Work to do:
Copy out all lines with the word "Dette" in them.

(Dataset entries on figures)
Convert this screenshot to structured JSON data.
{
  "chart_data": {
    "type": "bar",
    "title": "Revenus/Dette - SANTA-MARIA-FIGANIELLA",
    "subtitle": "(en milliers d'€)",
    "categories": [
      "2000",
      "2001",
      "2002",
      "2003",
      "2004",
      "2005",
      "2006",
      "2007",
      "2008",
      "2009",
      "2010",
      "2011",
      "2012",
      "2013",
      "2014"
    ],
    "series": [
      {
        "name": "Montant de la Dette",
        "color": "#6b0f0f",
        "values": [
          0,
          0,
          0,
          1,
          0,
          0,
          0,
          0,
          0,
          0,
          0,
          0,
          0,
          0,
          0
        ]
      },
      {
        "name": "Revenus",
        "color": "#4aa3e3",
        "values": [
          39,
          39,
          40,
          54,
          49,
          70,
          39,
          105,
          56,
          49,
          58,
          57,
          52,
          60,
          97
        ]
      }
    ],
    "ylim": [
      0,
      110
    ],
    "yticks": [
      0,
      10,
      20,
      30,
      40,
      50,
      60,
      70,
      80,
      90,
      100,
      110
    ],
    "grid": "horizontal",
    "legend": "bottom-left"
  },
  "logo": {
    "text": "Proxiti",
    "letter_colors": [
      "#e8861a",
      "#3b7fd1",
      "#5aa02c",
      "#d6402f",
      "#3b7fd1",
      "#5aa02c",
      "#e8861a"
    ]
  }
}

Solution for this task:
    "title": "Revenus/Dette - SANTA-MARIA-FIGANIELLA",
        "name": "Montant de la Dette",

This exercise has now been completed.